Start Given information
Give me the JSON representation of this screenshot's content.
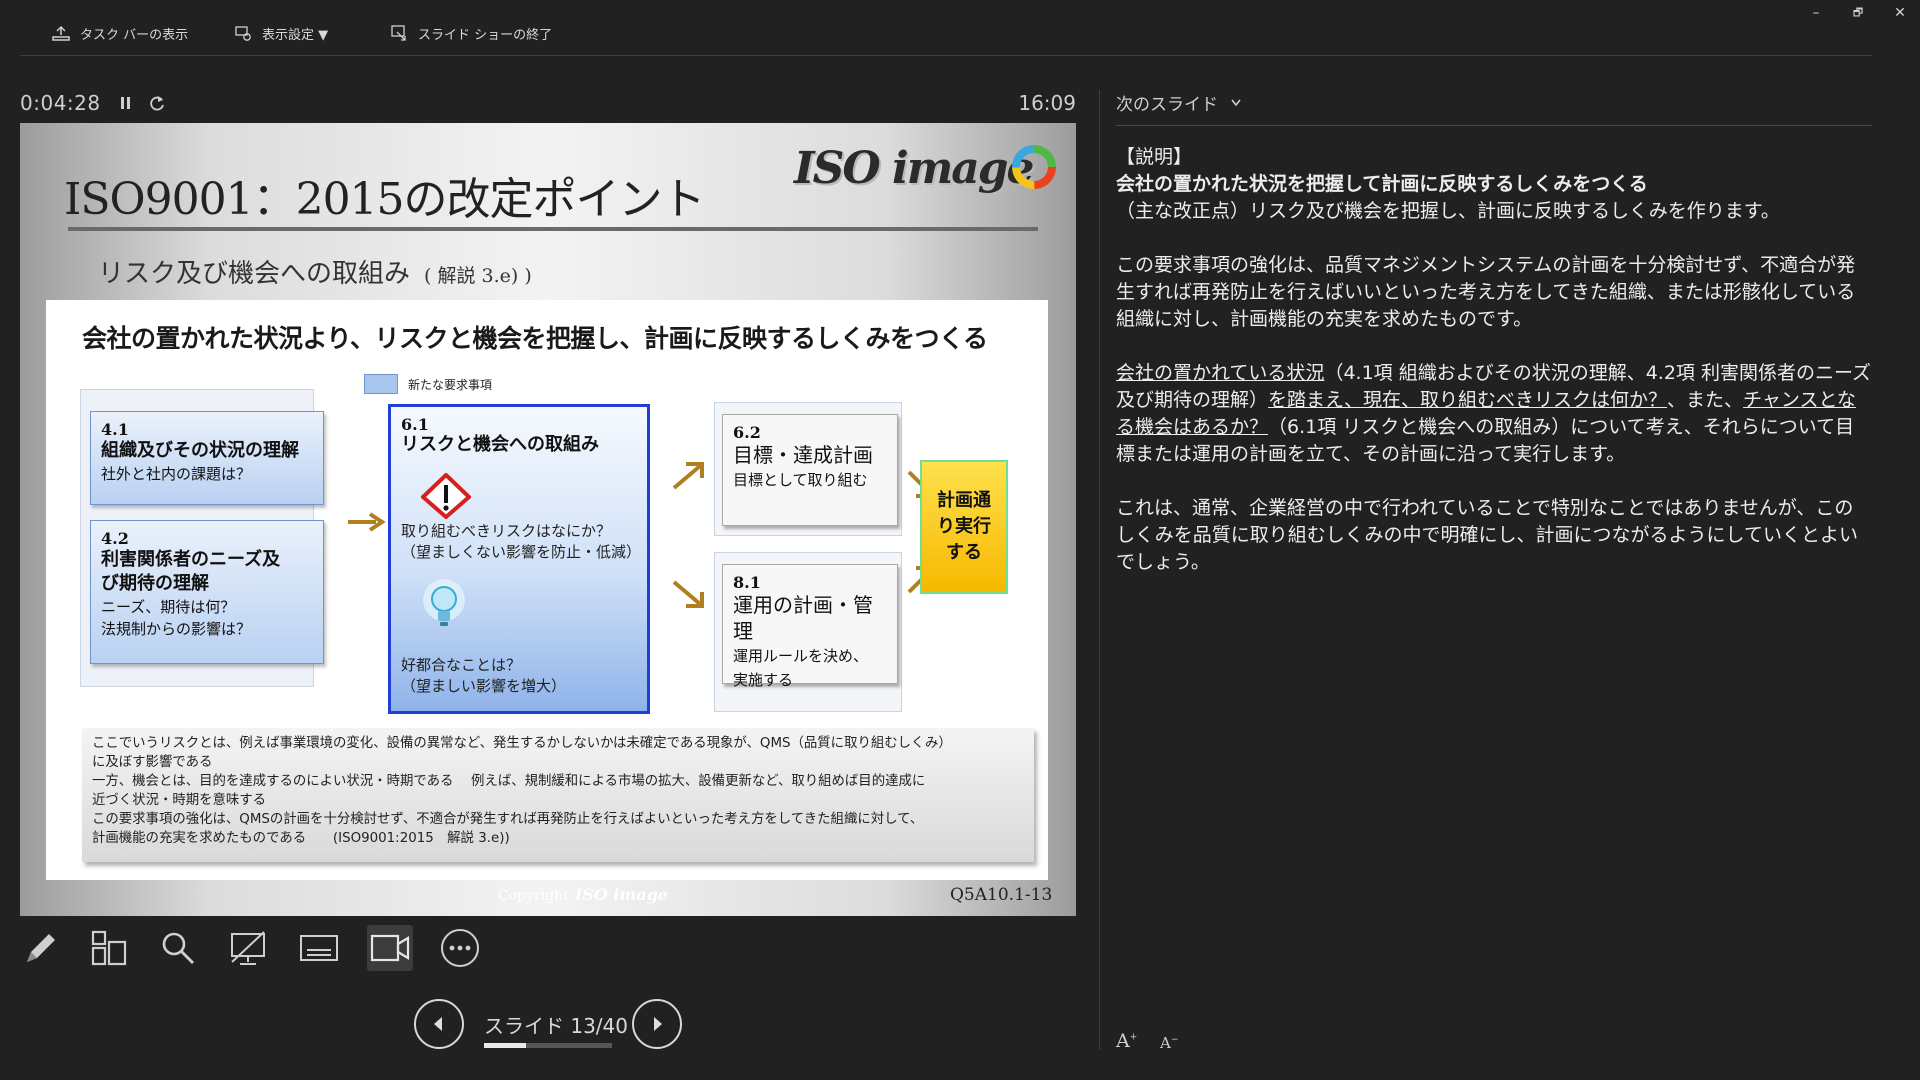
{
  "toolbar": {
    "taskbar_label": "タスク バーの表示",
    "display_settings_label": "表示設定 ▼",
    "end_show_label": "スライド ショーの終了"
  },
  "window_controls": {
    "minimize": "–",
    "restore": "🗗",
    "close": "✕"
  },
  "presenter": {
    "elapsed": "0:04:28",
    "clock": "16:09"
  },
  "slide": {
    "title": "ISO9001：2015の改定ポイント",
    "subtitle": "リスク及び機会への取組み",
    "subtitle_note": "( 解説 3.e) )",
    "logo_text": "ISO image",
    "headline": "会社の置かれた状況より、リスクと機会を把握し、計画に反映するしくみをつくる",
    "legend": "新たな要求事項",
    "box41": {
      "num": "4.1",
      "title": "組織及びその状況の理解",
      "sub": "社外と社内の課題は？"
    },
    "box42": {
      "num": "4.2",
      "title_1": "利害関係者のニーズ及",
      "title_2": "び期待の理解",
      "sub_1": "ニーズ、期待は何？",
      "sub_2": "法規制からの影響は？"
    },
    "box61": {
      "num": "6.1",
      "title": "リスクと機会への取組み",
      "risk_q": "取り組むべきリスクはなにか？",
      "risk_note": "（望ましくない影響を防止・低減）",
      "opp_q": "好都合なことは？",
      "opp_note": "（望ましい影響を増大）"
    },
    "box62": {
      "num": "6.2",
      "title": "目標・達成計画",
      "sub": "目標として取り組む"
    },
    "box81": {
      "num": "8.1",
      "title": "運用の計画・管理",
      "sub_1": "運用ルールを決め、",
      "sub_2": "実施する"
    },
    "result": {
      "line1": "計画通",
      "line2": "り実行",
      "line3": "する"
    },
    "note_lines": [
      "ここでいうリスクとは、例えば事業環境の変化、設備の異常など、発生するかしないかは未確定である現象が、QMS（品質に取り組むしくみ）",
      "に及ぼす影響である",
      "一方、機会とは、目的を達成するのによい状況・時期である　 例えば、規制緩和による市場の拡大、設備更新など、取り組めば目的達成に",
      "近づく状況・時期を意味する",
      "この要求事項の強化は、QMSの計画を十分検討せず、不適合が発生すれば再発防止を行えばよいといった考え方をしてきた組織に対して、",
      "計画機能の充実を求めたものである　　(ISO9001:2015　解説 3.e))"
    ],
    "copyright": "Copyright",
    "copyright_logo": "ISO image",
    "code": "Q5A10.1-13"
  },
  "navigation": {
    "slide_counter": "スライド 13/40",
    "progress": 0.325
  },
  "notes_panel": {
    "next_slide_label": "次のスライド",
    "heading": "【説明】",
    "bold_line": "会社の置かれた状況を把握して計画に反映するしくみをつくる",
    "line1": "（主な改正点）リスク及び機会を把握し、計画に反映するしくみを作ります。",
    "para2": "この要求事項の強化は、品質マネジメントシステムの計画を十分検討せず、不適合が発生すれば再発防止を行えばいいといった考え方をしてきた組織、または形骸化している組織に対し、計画機能の充実を求めたものです。",
    "p3_u1": "会社の置かれている状況",
    "p3_t1": "（4.1項 組織およびその状況の理解、4.2項 利害関係者のニーズ及び期待の理解）",
    "p3_u2": "を踏まえ、現在、取り組むべきリスクは何か？",
    "p3_t2": "、また、",
    "p3_u3": "チャンスとなる機会はあるか？",
    "p3_t3": "（6.1項 リスクと機会への取組み）について考え、それらについて目標または運用の計画を立て、その計画に沿って実行します。",
    "para4": "これは、通常、企業経営の中で行われていることで特別なことではありませんが、このしくみを品質に取り組むしくみの中で明確にし、計画につながるようにしていくとよいでしょう。",
    "font_up": "A",
    "font_down": "A"
  }
}
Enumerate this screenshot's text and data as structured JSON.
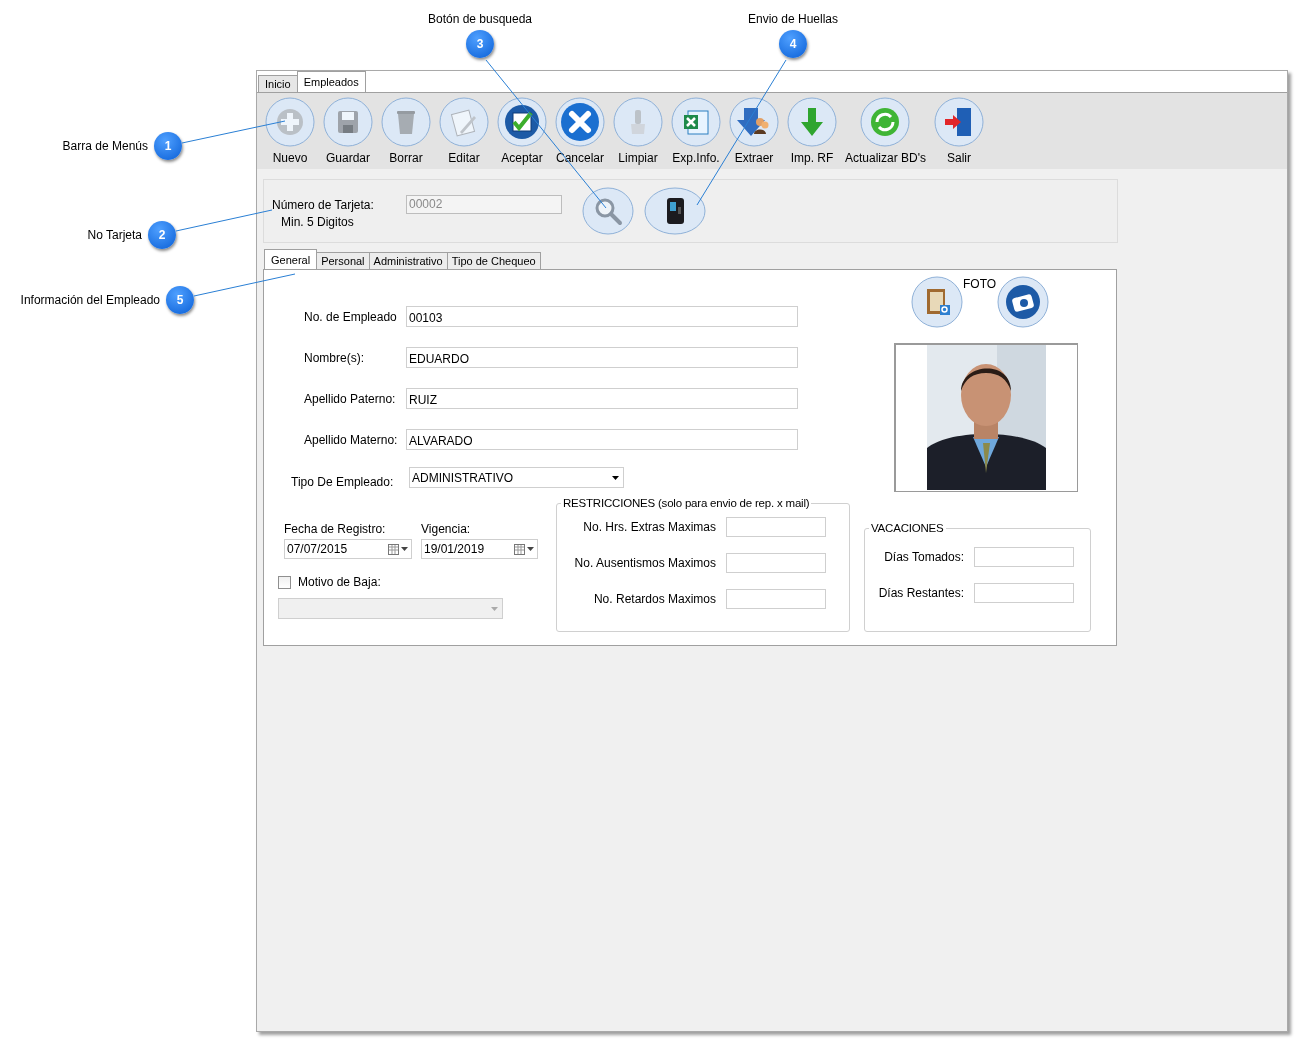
{
  "callouts": [
    {
      "number": "1",
      "label": "Barra de Menús",
      "kind": "left"
    },
    {
      "number": "2",
      "label": "No Tarjeta",
      "kind": "left"
    },
    {
      "number": "3",
      "label": "Botón de busqueda",
      "kind": "top"
    },
    {
      "number": "4",
      "label": "Envio de Huellas",
      "kind": "top"
    },
    {
      "number": "5",
      "label": "Información del Empleado",
      "kind": "left"
    }
  ],
  "tabs": [
    {
      "label": "Inicio",
      "selected": false
    },
    {
      "label": "Empleados",
      "selected": true
    }
  ],
  "toolbar": [
    {
      "label": "Nuevo",
      "kind": "plus",
      "disabled": true
    },
    {
      "label": "Guardar",
      "kind": "disk",
      "disabled": true
    },
    {
      "label": "Borrar",
      "kind": "trash",
      "disabled": true
    },
    {
      "label": "Editar",
      "kind": "notepad",
      "disabled": true
    },
    {
      "label": "Aceptar",
      "kind": "check",
      "disabled": false
    },
    {
      "label": "Cancelar",
      "kind": "cross",
      "disabled": false
    },
    {
      "label": "Limpiar",
      "kind": "brush",
      "disabled": true
    },
    {
      "label": "Exp.Info.",
      "kind": "sheet",
      "disabled": false
    },
    {
      "label": "Extraer",
      "kind": "people",
      "disabled": false
    },
    {
      "label": "Imp. RF",
      "kind": "arrow",
      "disabled": false
    },
    {
      "label": "Actualizar BD's",
      "kind": "refresh",
      "disabled": false
    },
    {
      "label": "Salir",
      "kind": "door",
      "disabled": false
    }
  ],
  "card": {
    "label": "Número de Tarjeta:",
    "hint": "Min. 5 Digitos",
    "value": "00002",
    "disabled": true,
    "buttons": [
      {
        "kind": "search"
      },
      {
        "kind": "device"
      }
    ]
  },
  "subtabs": [
    {
      "label": "General",
      "selected": true
    },
    {
      "label": "Personal",
      "selected": false
    },
    {
      "label": "Administrativo",
      "selected": false
    },
    {
      "label": "Tipo de Chequeo",
      "selected": false
    }
  ],
  "general": {
    "photo_label": "FOTO",
    "photo_buttons": [
      {
        "kind": "contacts"
      },
      {
        "kind": "camera"
      }
    ],
    "fields": [
      {
        "label": "No. de Empleado",
        "value": "00103"
      },
      {
        "label": "Nombre(s):",
        "value": "EDUARDO"
      },
      {
        "label": "Apellido Paterno:",
        "value": "RUIZ"
      },
      {
        "label": "Apellido Materno:",
        "value": "ALVARADO"
      }
    ],
    "tipo": {
      "label": "Tipo De Empleado:",
      "value": "ADMINISTRATIVO"
    },
    "dates": [
      {
        "label": "Fecha de Registro:",
        "value": "07/07/2015"
      },
      {
        "label": "Vigencia:",
        "value": "19/01/2019"
      }
    ],
    "motivo": {
      "label": "Motivo de Baja:",
      "checked": false
    },
    "restricciones": {
      "title": "RESTRICCIONES (solo para envio de rep. x mail)",
      "fields": [
        {
          "label": "No. Hrs. Extras Maximas"
        },
        {
          "label": "No. Ausentismos Maximos"
        },
        {
          "label": "No. Retardos Maximos"
        }
      ]
    },
    "vacaciones": {
      "title": "VACACIONES",
      "fields": [
        {
          "label": "Días Tomados:"
        },
        {
          "label": "Días Restantes:"
        }
      ]
    }
  }
}
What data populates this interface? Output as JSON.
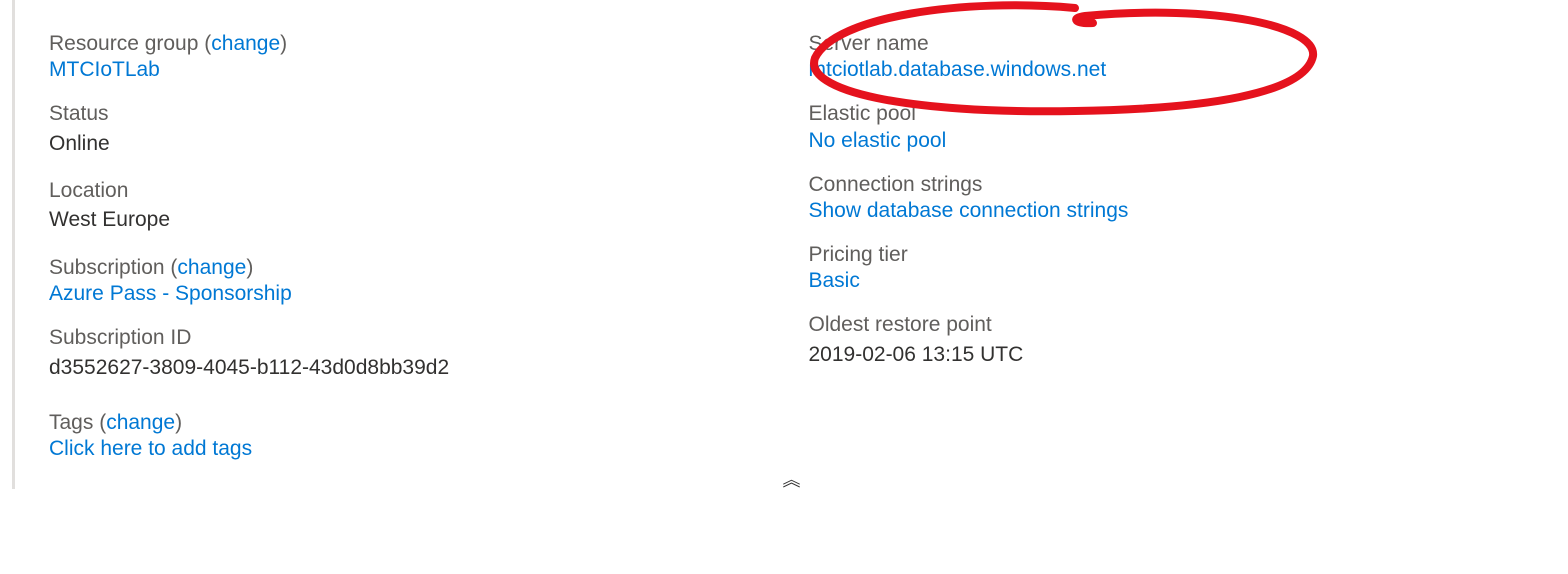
End Given information
The pictures should not appear in the copy; every other part of the records above must be returned exactly.

Give me the JSON representation of this screenshot's content.
{
  "toolbar": {
    "taskbar_label": "タスク バーの表示",
    "display_settings_label": "表示設定 ▼",
    "end_show_label": "スライド ショーの終了"
  },
  "window_controls": {
    "minimize": "–",
    "restore": "🗗",
    "close": "✕"
  },
  "presenter": {
    "elapsed": "0:04:28",
    "clock": "16:09"
  },
  "slide": {
    "title": "ISO9001：2015の改定ポイント",
    "subtitle": "リスク及び機会への取組み",
    "subtitle_note": "( 解説 3.e) )",
    "logo_text": "ISO image",
    "headline": "会社の置かれた状況より、リスクと機会を把握し、計画に反映するしくみをつくる",
    "legend": "新たな要求事項",
    "box41": {
      "num": "4.1",
      "title": "組織及びその状況の理解",
      "sub": "社外と社内の課題は？"
    },
    "box42": {
      "num": "4.2",
      "title_1": "利害関係者のニーズ及",
      "title_2": "び期待の理解",
      "sub_1": "ニーズ、期待は何？",
      "sub_2": "法規制からの影響は？"
    },
    "box61": {
      "num": "6.1",
      "title": "リスクと機会への取組み",
      "risk_q": "取り組むべきリスクはなにか？",
      "risk_note": "（望ましくない影響を防止・低減）",
      "opp_q": "好都合なことは？",
      "opp_note": "（望ましい影響を増大）"
    },
    "box62": {
      "num": "6.2",
      "title": "目標・達成計画",
      "sub": "目標として取り組む"
    },
    "box81": {
      "num": "8.1",
      "title": "運用の計画・管理",
      "sub_1": "運用ルールを決め、",
      "sub_2": "実施する"
    },
    "result": {
      "line1": "計画通",
      "line2": "り実行",
      "line3": "する"
    },
    "note_lines": [
      "ここでいうリスクとは、例えば事業環境の変化、設備の異常など、発生するかしないかは未確定である現象が、QMS（品質に取り組むしくみ）",
      "に及ぼす影響である",
      "一方、機会とは、目的を達成するのによい状況・時期である　 例えば、規制緩和による市場の拡大、設備更新など、取り組めば目的達成に",
      "近づく状況・時期を意味する",
      "この要求事項の強化は、QMSの計画を十分検討せず、不適合が発生すれば再発防止を行えばよいといった考え方をしてきた組織に対して、",
      "計画機能の充実を求めたものである　　(ISO9001:2015　解説 3.e))"
    ],
    "copyright": "Copyright",
    "copyright_logo": "ISO image",
    "code": "Q5A10.1-13"
  },
  "navigation": {
    "slide_counter": "スライド 13/40",
    "progress": 0.325
  },
  "notes_panel": {
    "next_slide_label": "次のスライド",
    "heading": "【説明】",
    "bold_line": "会社の置かれた状況を把握して計画に反映するしくみをつくる",
    "line1": "（主な改正点）リスク及び機会を把握し、計画に反映するしくみを作ります。",
    "para2": "この要求事項の強化は、品質マネジメントシステムの計画を十分検討せず、不適合が発生すれば再発防止を行えばいいといった考え方をしてきた組織、または形骸化している組織に対し、計画機能の充実を求めたものです。",
    "p3_u1": "会社の置かれている状況",
    "p3_t1": "（4.1項 組織およびその状況の理解、4.2項 利害関係者のニーズ及び期待の理解）",
    "p3_u2": "を踏まえ、現在、取り組むべきリスクは何か？",
    "p3_t2": "、また、",
    "p3_u3": "チャンスとなる機会はあるか？",
    "p3_t3": "（6.1項 リスクと機会への取組み）について考え、それらについて目標または運用の計画を立て、その計画に沿って実行します。",
    "para4": "これは、通常、企業経営の中で行われていることで特別なことではありませんが、このしくみを品質に取り組むしくみの中で明確にし、計画につながるようにしていくとよいでしょう。",
    "font_up": "A",
    "font_down": "A"
  }
}
Enumerate this screenshot's text and data as structured JSON.
{
  "callouts": [
    {
      "number": "1",
      "label": "Barra de Menús",
      "kind": "left"
    },
    {
      "number": "2",
      "label": "No Tarjeta",
      "kind": "left"
    },
    {
      "number": "3",
      "label": "Botón de busqueda",
      "kind": "top"
    },
    {
      "number": "4",
      "label": "Envio de Huellas",
      "kind": "top"
    },
    {
      "number": "5",
      "label": "Información del Empleado",
      "kind": "left"
    }
  ],
  "tabs": [
    {
      "label": "Inicio",
      "selected": false
    },
    {
      "label": "Empleados",
      "selected": true
    }
  ],
  "toolbar": [
    {
      "label": "Nuevo",
      "kind": "plus",
      "disabled": true
    },
    {
      "label": "Guardar",
      "kind": "disk",
      "disabled": true
    },
    {
      "label": "Borrar",
      "kind": "trash",
      "disabled": true
    },
    {
      "label": "Editar",
      "kind": "notepad",
      "disabled": true
    },
    {
      "label": "Aceptar",
      "kind": "check",
      "disabled": false
    },
    {
      "label": "Cancelar",
      "kind": "cross",
      "disabled": false
    },
    {
      "label": "Limpiar",
      "kind": "brush",
      "disabled": true
    },
    {
      "label": "Exp.Info.",
      "kind": "sheet",
      "disabled": false
    },
    {
      "label": "Extraer",
      "kind": "people",
      "disabled": false
    },
    {
      "label": "Imp. RF",
      "kind": "arrow",
      "disabled": false
    },
    {
      "label": "Actualizar BD's",
      "kind": "refresh",
      "disabled": false
    },
    {
      "label": "Salir",
      "kind": "door",
      "disabled": false
    }
  ],
  "card": {
    "label": "Número de Tarjeta:",
    "hint": "Min. 5 Digitos",
    "value": "00002",
    "disabled": true,
    "buttons": [
      {
        "kind": "search"
      },
      {
        "kind": "device"
      }
    ]
  },
  "subtabs": [
    {
      "label": "General",
      "selected": true
    },
    {
      "label": "Personal",
      "selected": false
    },
    {
      "label": "Administrativo",
      "selected": false
    },
    {
      "label": "Tipo de Chequeo",
      "selected": false
    }
  ],
  "general": {
    "photo_label": "FOTO",
    "photo_buttons": [
      {
        "kind": "contacts"
      },
      {
        "kind": "camera"
      }
    ],
    "fields": [
      {
        "label": "No. de Empleado",
        "value": "00103"
      },
      {
        "label": "Nombre(s):",
        "value": "EDUARDO"
      },
      {
        "label": "Apellido Paterno:",
        "value": "RUIZ"
      },
      {
        "label": "Apellido Materno:",
        "value": "ALVARADO"
      }
    ],
    "tipo": {
      "label": "Tipo De Empleado:",
      "value": "ADMINISTRATIVO"
    },
    "dates": [
      {
        "label": "Fecha de Registro:",
        "value": "07/07/2015"
      },
      {
        "label": "Vigencia:",
        "value": "19/01/2019"
      }
    ],
    "motivo": {
      "label": "Motivo de Baja:",
      "checked": false
    },
    "restricciones": {
      "title": "RESTRICCIONES (solo para envio de rep. x mail)",
      "fields": [
        {
          "label": "No. Hrs. Extras Maximas"
        },
        {
          "label": "No. Ausentismos Maximos"
        },
        {
          "label": "No. Retardos Maximos"
        }
      ]
    },
    "vacaciones": {
      "title": "VACACIONES",
      "fields": [
        {
          "label": "Días Tomados:"
        },
        {
          "label": "Días Restantes:"
        }
      ]
    }
  }
}
What data populates this interface? Output as JSON.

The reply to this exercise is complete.